[Begin Extracted data]

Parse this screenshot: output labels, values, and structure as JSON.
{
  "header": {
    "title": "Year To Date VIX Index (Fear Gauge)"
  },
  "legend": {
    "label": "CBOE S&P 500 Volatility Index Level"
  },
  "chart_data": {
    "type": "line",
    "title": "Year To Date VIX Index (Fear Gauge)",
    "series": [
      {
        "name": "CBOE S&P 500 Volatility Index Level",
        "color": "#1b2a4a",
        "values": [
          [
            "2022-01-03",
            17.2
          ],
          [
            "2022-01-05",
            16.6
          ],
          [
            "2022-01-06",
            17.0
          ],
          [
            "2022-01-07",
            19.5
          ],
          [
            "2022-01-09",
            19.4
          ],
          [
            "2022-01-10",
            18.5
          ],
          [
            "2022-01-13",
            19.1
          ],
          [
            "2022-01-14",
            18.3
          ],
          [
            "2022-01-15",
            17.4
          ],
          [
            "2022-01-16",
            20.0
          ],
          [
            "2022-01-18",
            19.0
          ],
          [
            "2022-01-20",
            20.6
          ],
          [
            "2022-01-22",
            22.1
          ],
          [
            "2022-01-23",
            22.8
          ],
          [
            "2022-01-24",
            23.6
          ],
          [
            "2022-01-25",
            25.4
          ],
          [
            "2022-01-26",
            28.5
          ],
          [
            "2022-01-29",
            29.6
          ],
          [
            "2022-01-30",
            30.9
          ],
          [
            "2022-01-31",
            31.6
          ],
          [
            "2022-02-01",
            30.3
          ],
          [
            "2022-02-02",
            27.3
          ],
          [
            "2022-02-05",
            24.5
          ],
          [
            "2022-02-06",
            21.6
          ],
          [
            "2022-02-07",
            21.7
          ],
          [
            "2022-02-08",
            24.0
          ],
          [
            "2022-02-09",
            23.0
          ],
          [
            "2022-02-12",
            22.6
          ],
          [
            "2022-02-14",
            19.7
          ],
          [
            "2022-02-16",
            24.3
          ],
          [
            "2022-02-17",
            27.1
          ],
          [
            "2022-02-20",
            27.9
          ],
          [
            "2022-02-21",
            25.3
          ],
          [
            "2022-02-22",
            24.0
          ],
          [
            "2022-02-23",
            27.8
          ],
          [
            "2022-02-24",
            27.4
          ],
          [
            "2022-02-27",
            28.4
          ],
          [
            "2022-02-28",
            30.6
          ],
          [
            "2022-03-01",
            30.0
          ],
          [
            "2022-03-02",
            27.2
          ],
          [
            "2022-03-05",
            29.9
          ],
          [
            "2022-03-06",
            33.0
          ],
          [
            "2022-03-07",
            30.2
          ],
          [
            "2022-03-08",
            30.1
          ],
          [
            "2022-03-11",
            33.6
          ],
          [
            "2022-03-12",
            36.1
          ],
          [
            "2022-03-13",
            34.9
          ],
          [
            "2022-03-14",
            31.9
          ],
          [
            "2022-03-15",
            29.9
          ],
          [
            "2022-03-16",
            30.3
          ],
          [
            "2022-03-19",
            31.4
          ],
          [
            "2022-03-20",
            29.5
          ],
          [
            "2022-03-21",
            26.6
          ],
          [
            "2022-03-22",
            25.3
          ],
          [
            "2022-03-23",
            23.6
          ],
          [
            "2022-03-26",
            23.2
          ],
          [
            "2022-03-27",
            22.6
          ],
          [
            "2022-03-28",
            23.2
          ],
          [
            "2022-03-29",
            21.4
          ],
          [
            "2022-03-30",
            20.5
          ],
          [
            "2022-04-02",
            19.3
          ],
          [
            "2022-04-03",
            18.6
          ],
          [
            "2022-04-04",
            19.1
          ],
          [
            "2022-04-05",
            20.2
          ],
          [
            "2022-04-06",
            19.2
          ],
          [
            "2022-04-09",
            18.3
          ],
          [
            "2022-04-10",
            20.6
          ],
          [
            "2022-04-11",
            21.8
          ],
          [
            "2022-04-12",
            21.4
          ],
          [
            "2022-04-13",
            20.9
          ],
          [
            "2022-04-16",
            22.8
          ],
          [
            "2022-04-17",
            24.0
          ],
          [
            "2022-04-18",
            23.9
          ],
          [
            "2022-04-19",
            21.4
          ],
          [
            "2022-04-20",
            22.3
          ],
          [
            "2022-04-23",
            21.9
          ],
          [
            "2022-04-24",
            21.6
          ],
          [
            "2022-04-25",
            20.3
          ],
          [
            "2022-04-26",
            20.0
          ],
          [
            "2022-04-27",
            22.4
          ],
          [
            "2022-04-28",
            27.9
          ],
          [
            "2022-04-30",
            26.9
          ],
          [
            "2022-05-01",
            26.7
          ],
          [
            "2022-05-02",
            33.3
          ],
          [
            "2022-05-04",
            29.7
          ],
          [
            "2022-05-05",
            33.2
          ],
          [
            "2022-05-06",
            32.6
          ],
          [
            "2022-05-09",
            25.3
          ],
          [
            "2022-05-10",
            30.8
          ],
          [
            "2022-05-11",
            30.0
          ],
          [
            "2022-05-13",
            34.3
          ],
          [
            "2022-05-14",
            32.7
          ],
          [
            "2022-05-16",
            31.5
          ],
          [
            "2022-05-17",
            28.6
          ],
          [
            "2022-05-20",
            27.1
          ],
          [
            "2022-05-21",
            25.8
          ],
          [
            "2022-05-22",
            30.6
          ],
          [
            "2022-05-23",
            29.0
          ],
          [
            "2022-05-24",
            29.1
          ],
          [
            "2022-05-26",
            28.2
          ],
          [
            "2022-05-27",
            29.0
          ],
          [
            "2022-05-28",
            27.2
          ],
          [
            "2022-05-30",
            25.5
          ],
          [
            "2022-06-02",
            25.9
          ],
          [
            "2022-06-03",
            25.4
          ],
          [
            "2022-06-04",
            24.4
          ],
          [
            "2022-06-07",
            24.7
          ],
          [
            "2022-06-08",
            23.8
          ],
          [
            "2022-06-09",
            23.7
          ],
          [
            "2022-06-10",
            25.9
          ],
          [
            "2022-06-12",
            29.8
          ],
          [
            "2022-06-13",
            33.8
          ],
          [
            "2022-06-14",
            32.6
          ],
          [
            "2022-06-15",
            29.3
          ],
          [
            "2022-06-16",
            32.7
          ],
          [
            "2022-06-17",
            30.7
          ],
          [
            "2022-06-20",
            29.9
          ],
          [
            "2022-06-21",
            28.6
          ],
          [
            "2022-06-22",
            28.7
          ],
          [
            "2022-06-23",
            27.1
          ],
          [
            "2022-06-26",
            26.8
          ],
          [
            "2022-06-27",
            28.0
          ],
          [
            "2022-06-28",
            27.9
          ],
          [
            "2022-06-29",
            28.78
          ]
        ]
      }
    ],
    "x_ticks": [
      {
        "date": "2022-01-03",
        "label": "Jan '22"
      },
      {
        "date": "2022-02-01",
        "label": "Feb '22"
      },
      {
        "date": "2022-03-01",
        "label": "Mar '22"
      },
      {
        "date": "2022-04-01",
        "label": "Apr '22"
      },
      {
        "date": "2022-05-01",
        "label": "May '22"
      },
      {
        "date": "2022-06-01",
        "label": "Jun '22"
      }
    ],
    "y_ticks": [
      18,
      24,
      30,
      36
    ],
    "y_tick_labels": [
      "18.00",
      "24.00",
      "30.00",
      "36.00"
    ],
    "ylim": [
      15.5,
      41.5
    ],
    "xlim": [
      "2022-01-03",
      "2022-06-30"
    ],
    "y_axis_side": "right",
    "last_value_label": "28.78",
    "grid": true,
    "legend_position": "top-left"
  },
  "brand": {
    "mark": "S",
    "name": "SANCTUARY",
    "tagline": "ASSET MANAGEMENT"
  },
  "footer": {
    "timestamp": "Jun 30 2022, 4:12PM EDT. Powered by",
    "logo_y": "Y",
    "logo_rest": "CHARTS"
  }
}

[End Extracted data]

- Aim -
Each line in the material above must be retyped without alteration.

- Response to this exercise -
Parse this screenshot: output labels, values, and structure as JSON.
{
  "header": {
    "title": "Year To Date VIX Index (Fear Gauge)"
  },
  "legend": {
    "label": "CBOE S&P 500 Volatility Index Level"
  },
  "chart_data": {
    "type": "line",
    "title": "Year To Date VIX Index (Fear Gauge)",
    "series": [
      {
        "name": "CBOE S&P 500 Volatility Index Level",
        "color": "#1b2a4a",
        "values": [
          [
            "2022-01-03",
            17.2
          ],
          [
            "2022-01-05",
            16.6
          ],
          [
            "2022-01-06",
            17.0
          ],
          [
            "2022-01-07",
            19.5
          ],
          [
            "2022-01-09",
            19.4
          ],
          [
            "2022-01-10",
            18.5
          ],
          [
            "2022-01-13",
            19.1
          ],
          [
            "2022-01-14",
            18.3
          ],
          [
            "2022-01-15",
            17.4
          ],
          [
            "2022-01-16",
            20.0
          ],
          [
            "2022-01-18",
            19.0
          ],
          [
            "2022-01-20",
            20.6
          ],
          [
            "2022-01-22",
            22.1
          ],
          [
            "2022-01-23",
            22.8
          ],
          [
            "2022-01-24",
            23.6
          ],
          [
            "2022-01-25",
            25.4
          ],
          [
            "2022-01-26",
            28.5
          ],
          [
            "2022-01-29",
            29.6
          ],
          [
            "2022-01-30",
            30.9
          ],
          [
            "2022-01-31",
            31.6
          ],
          [
            "2022-02-01",
            30.3
          ],
          [
            "2022-02-02",
            27.3
          ],
          [
            "2022-02-05",
            24.5
          ],
          [
            "2022-02-06",
            21.6
          ],
          [
            "2022-02-07",
            21.7
          ],
          [
            "2022-02-08",
            24.0
          ],
          [
            "2022-02-09",
            23.0
          ],
          [
            "2022-02-12",
            22.6
          ],
          [
            "2022-02-14",
            19.7
          ],
          [
            "2022-02-16",
            24.3
          ],
          [
            "2022-02-17",
            27.1
          ],
          [
            "2022-02-20",
            27.9
          ],
          [
            "2022-02-21",
            25.3
          ],
          [
            "2022-02-22",
            24.0
          ],
          [
            "2022-02-23",
            27.8
          ],
          [
            "2022-02-24",
            27.4
          ],
          [
            "2022-02-27",
            28.4
          ],
          [
            "2022-02-28",
            30.6
          ],
          [
            "2022-03-01",
            30.0
          ],
          [
            "2022-03-02",
            27.2
          ],
          [
            "2022-03-05",
            29.9
          ],
          [
            "2022-03-06",
            33.0
          ],
          [
            "2022-03-07",
            30.2
          ],
          [
            "2022-03-08",
            30.1
          ],
          [
            "2022-03-11",
            33.6
          ],
          [
            "2022-03-12",
            36.1
          ],
          [
            "2022-03-13",
            34.9
          ],
          [
            "2022-03-14",
            31.9
          ],
          [
            "2022-03-15",
            29.9
          ],
          [
            "2022-03-16",
            30.3
          ],
          [
            "2022-03-19",
            31.4
          ],
          [
            "2022-03-20",
            29.5
          ],
          [
            "2022-03-21",
            26.6
          ],
          [
            "2022-03-22",
            25.3
          ],
          [
            "2022-03-23",
            23.6
          ],
          [
            "2022-03-26",
            23.2
          ],
          [
            "2022-03-27",
            22.6
          ],
          [
            "2022-03-28",
            23.2
          ],
          [
            "2022-03-29",
            21.4
          ],
          [
            "2022-03-30",
            20.5
          ],
          [
            "2022-04-02",
            19.3
          ],
          [
            "2022-04-03",
            18.6
          ],
          [
            "2022-04-04",
            19.1
          ],
          [
            "2022-04-05",
            20.2
          ],
          [
            "2022-04-06",
            19.2
          ],
          [
            "2022-04-09",
            18.3
          ],
          [
            "2022-04-10",
            20.6
          ],
          [
            "2022-04-11",
            21.8
          ],
          [
            "2022-04-12",
            21.4
          ],
          [
            "2022-04-13",
            20.9
          ],
          [
            "2022-04-16",
            22.8
          ],
          [
            "2022-04-17",
            24.0
          ],
          [
            "2022-04-18",
            23.9
          ],
          [
            "2022-04-19",
            21.4
          ],
          [
            "2022-04-20",
            22.3
          ],
          [
            "2022-04-23",
            21.9
          ],
          [
            "2022-04-24",
            21.6
          ],
          [
            "2022-04-25",
            20.3
          ],
          [
            "2022-04-26",
            20.0
          ],
          [
            "2022-04-27",
            22.4
          ],
          [
            "2022-04-28",
            27.9
          ],
          [
            "2022-04-30",
            26.9
          ],
          [
            "2022-05-01",
            26.7
          ],
          [
            "2022-05-02",
            33.3
          ],
          [
            "2022-05-04",
            29.7
          ],
          [
            "2022-05-05",
            33.2
          ],
          [
            "2022-05-06",
            32.6
          ],
          [
            "2022-05-09",
            25.3
          ],
          [
            "2022-05-10",
            30.8
          ],
          [
            "2022-05-11",
            30.0
          ],
          [
            "2022-05-13",
            34.3
          ],
          [
            "2022-05-14",
            32.7
          ],
          [
            "2022-05-16",
            31.5
          ],
          [
            "2022-05-17",
            28.6
          ],
          [
            "2022-05-20",
            27.1
          ],
          [
            "2022-05-21",
            25.8
          ],
          [
            "2022-05-22",
            30.6
          ],
          [
            "2022-05-23",
            29.0
          ],
          [
            "2022-05-24",
            29.1
          ],
          [
            "2022-05-26",
            28.2
          ],
          [
            "2022-05-27",
            29.0
          ],
          [
            "2022-05-28",
            27.2
          ],
          [
            "2022-05-30",
            25.5
          ],
          [
            "2022-06-02",
            25.9
          ],
          [
            "2022-06-03",
            25.4
          ],
          [
            "2022-06-04",
            24.4
          ],
          [
            "2022-06-07",
            24.7
          ],
          [
            "2022-06-08",
            23.8
          ],
          [
            "2022-06-09",
            23.7
          ],
          [
            "2022-06-10",
            25.9
          ],
          [
            "2022-06-12",
            29.8
          ],
          [
            "2022-06-13",
            33.8
          ],
          [
            "2022-06-14",
            32.6
          ],
          [
            "2022-06-15",
            29.3
          ],
          [
            "2022-06-16",
            32.7
          ],
          [
            "2022-06-17",
            30.7
          ],
          [
            "2022-06-20",
            29.9
          ],
          [
            "2022-06-21",
            28.6
          ],
          [
            "2022-06-22",
            28.7
          ],
          [
            "2022-06-23",
            27.1
          ],
          [
            "2022-06-26",
            26.8
          ],
          [
            "2022-06-27",
            28.0
          ],
          [
            "2022-06-28",
            27.9
          ],
          [
            "2022-06-29",
            28.78
          ]
        ]
      }
    ],
    "x_ticks": [
      {
        "date": "2022-01-03",
        "label": "Jan '22"
      },
      {
        "date": "2022-02-01",
        "label": "Feb '22"
      },
      {
        "date": "2022-03-01",
        "label": "Mar '22"
      },
      {
        "date": "2022-04-01",
        "label": "Apr '22"
      },
      {
        "date": "2022-05-01",
        "label": "May '22"
      },
      {
        "date": "2022-06-01",
        "label": "Jun '22"
      }
    ],
    "y_ticks": [
      18,
      24,
      30,
      36
    ],
    "y_tick_labels": [
      "18.00",
      "24.00",
      "30.00",
      "36.00"
    ],
    "ylim": [
      15.5,
      41.5
    ],
    "xlim": [
      "2022-01-03",
      "2022-06-30"
    ],
    "y_axis_side": "right",
    "last_value_label": "28.78",
    "grid": true,
    "legend_position": "top-left"
  },
  "brand": {
    "mark": "S",
    "name": "SANCTUARY",
    "tagline": "ASSET MANAGEMENT"
  },
  "footer": {
    "timestamp": "Jun 30 2022, 4:12PM EDT. Powered by",
    "logo_y": "Y",
    "logo_rest": "CHARTS"
  }
}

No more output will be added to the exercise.